- [Stated exercise]: Can you format the items from the line containing "Where is each" down to the line containing "93, 805, 97]", both included, as a two-column CSV with columns "text" and "answer"? Give one row per item, put each field in quotes with line breaks changed to spaces, and leave the pictures out.

- [Dataset excerpts]:
** Begin **
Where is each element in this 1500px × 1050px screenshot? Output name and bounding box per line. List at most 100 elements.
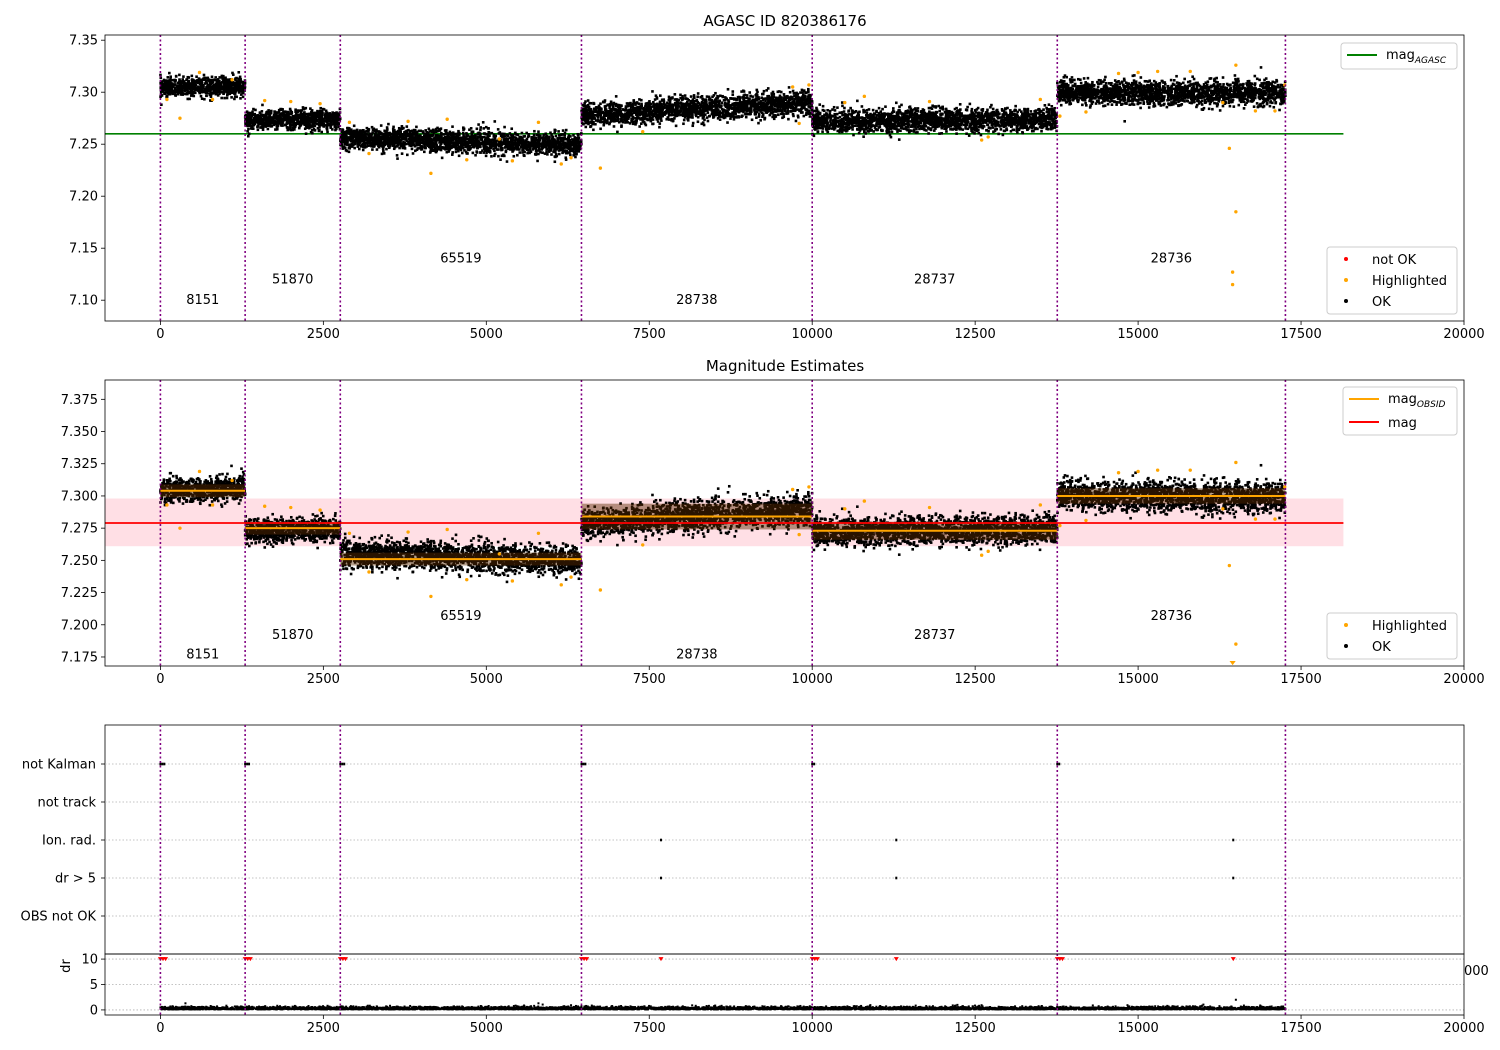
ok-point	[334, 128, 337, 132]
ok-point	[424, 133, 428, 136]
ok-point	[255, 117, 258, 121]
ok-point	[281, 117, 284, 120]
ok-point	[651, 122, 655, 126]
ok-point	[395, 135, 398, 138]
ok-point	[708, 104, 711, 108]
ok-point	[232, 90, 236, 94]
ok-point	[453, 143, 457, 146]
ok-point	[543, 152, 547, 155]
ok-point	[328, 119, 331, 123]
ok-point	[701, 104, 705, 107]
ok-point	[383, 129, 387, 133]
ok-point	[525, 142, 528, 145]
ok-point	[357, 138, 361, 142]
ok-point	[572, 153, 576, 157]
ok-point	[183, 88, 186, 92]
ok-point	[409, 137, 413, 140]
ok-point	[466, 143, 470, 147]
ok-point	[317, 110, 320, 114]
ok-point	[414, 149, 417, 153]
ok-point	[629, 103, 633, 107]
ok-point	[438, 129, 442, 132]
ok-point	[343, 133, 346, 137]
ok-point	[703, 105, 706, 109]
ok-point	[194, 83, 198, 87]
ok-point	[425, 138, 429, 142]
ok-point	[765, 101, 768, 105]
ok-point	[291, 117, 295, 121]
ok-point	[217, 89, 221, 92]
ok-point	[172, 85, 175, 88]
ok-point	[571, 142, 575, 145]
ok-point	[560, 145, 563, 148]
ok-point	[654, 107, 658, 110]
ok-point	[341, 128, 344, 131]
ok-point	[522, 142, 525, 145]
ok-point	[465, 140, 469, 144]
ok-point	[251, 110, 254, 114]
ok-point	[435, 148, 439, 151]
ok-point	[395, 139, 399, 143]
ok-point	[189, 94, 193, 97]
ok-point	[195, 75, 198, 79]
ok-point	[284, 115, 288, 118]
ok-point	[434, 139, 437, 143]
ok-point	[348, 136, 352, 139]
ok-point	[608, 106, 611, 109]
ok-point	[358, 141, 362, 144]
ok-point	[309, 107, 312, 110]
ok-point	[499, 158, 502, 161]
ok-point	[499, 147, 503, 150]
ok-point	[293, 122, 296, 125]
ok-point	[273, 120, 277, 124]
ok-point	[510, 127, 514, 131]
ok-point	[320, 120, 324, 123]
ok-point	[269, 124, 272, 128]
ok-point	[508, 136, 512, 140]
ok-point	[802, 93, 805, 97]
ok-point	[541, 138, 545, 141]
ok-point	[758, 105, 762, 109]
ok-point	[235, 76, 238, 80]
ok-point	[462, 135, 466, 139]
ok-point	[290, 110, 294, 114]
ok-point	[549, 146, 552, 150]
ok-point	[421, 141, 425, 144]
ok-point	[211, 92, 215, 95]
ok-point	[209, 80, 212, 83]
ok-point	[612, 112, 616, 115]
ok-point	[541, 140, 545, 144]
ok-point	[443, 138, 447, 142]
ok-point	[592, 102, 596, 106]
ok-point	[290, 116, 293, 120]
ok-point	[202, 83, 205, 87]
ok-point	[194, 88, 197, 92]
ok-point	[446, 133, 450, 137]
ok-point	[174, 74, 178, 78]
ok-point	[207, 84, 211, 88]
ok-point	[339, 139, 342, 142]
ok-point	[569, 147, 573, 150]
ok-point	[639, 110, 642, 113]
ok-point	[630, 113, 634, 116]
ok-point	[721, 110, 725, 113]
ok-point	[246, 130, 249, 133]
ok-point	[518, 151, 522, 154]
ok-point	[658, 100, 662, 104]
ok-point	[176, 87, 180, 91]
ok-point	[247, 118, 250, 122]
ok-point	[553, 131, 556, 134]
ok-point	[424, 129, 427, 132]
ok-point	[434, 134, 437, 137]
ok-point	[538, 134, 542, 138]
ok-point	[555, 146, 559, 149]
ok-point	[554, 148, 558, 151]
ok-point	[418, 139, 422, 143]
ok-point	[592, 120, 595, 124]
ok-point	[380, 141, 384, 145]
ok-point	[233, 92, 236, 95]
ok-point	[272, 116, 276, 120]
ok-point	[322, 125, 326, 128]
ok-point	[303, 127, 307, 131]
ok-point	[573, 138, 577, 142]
** End **
** Begin **
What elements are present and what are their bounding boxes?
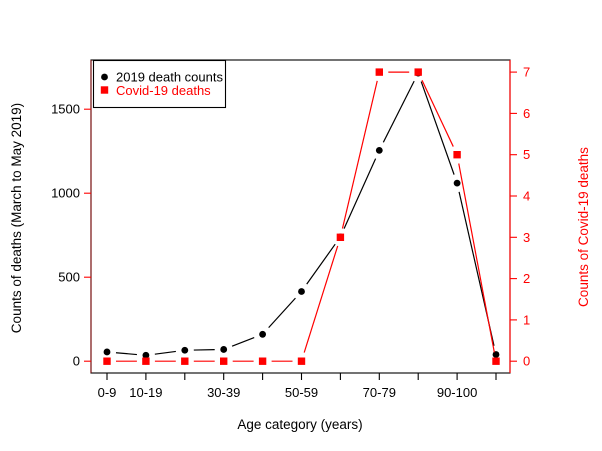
** End **
** Begin **
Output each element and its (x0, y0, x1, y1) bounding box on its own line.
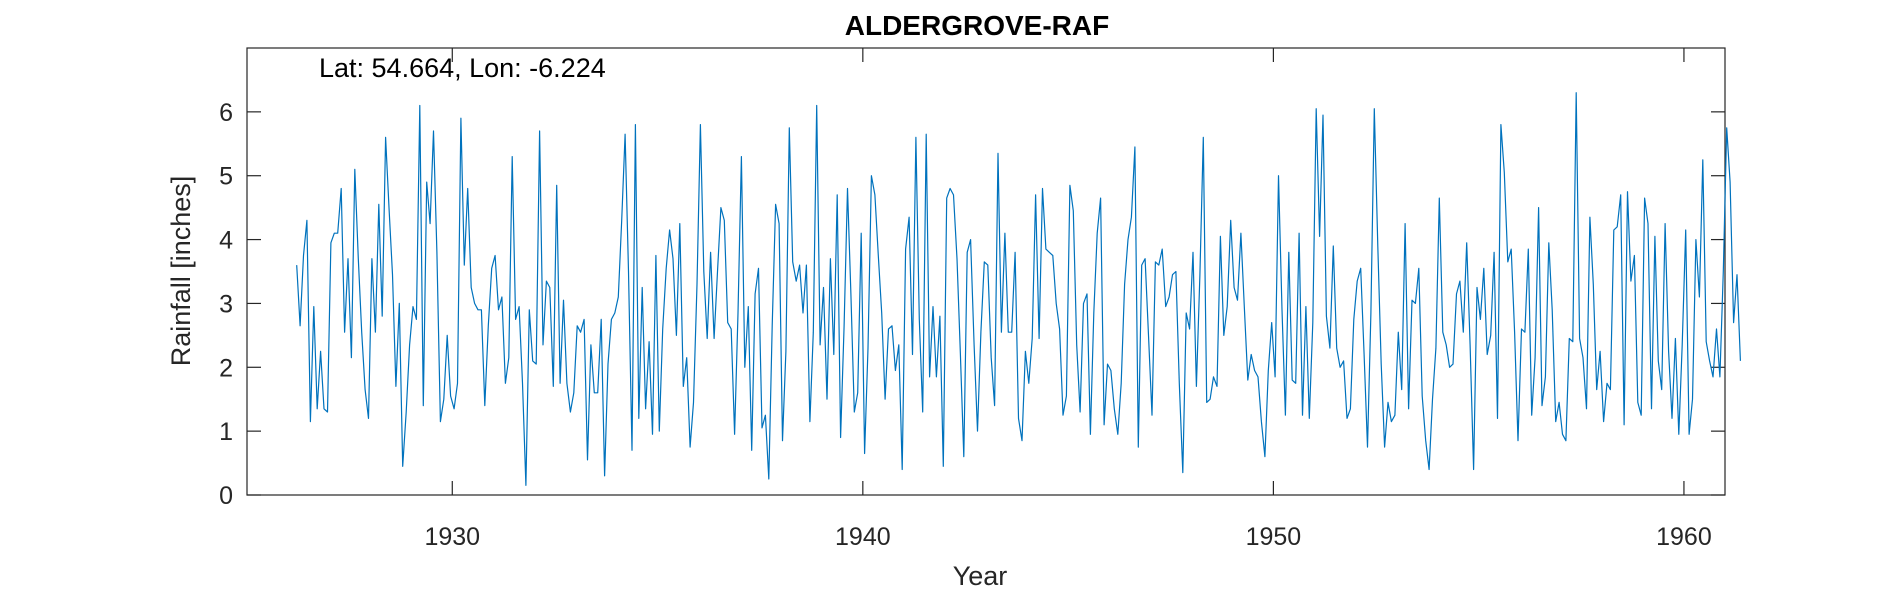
** End **
- [Complete output]:
text,answer
"Where is each element in this 1500px × 1050px screenshot? Output name and bounding box per line. List at most 100 elements.","ok-point	[334, 128, 337, 132] ok-point	[424, 133, 428, 136] ok-point	[255, 117, 258, 121] ok-point	[281, 117, 284, 120] ok-point	[651, 122, 655, 126] ok-point	[395, 135, 398, 138] ok-point	[708, 104, 711, 108] ok-point	[232, 90, 236, 94] ok-point	[453, 143, 457, 146] ok-point	[543, 152, 547, 155] ok-point	[328, 119, 331, 123] ok-point	[701, 104, 705, 107] ok-point	[383, 129, 387, 133] ok-point	[525, 142, 528, 145] ok-point	[357, 138, 361, 142] ok-point	[572, 153, 576, 157] ok-point	[183, 88, 186, 92] ok-point	[409, 137, 413, 140] ok-point	[466, 143, 470, 147] ok-point	[317, 110, 320, 114] ok-point	[414, 149, 417, 153] ok-point	[629, 103, 633, 107] ok-point	[438, 129, 442, 132] ok-point	[343, 133, 346, 137] ok-point	[703, 105, 706, 109] ok-point	[194, 83, 198, 87] ok-point	[425, 138, 429, 142] ok-point	[765, 101, 768, 105] ok-point	[291, 117, 295, 121] ok-point	[217, 89, 221, 92] ok-point	[172, 85, 175, 88] ok-point	[571, 142, 575, 145] ok-point	[560, 145, 563, 148] ok-point	[654, 107, 658, 110] ok-point	[341, 128, 344, 131] ok-point	[522, 142, 525, 145] ok-point	[465, 140, 469, 144] ok-point	[251, 110, 254, 114] ok-point	[435, 148, 439, 151] ok-point	[395, 139, 399, 143] ok-point	[189, 94, 193, 97] ok-point	[195, 75, 198, 79] ok-point	[284, 115, 288, 118] ok-point	[434, 139, 437, 143] ok-point	[348, 136, 352, 139] ok-point	[608, 106, 611, 109] ok-point	[358, 141, 362, 144] ok-point	[309, 107, 312, 110] ok-point	[499, 158, 502, 161] ok-point	[499, 147, 503, 150] ok-point	[293, 122, 296, 125] ok-point	[273, 120, 277, 124] ok-point	[510, 127, 514, 131] ok-point	[320, 120, 324, 123] ok-point	[269, 124, 272, 128] ok-point	[508, 136, 512, 140] ok-point	[802, 93, 805, 97]"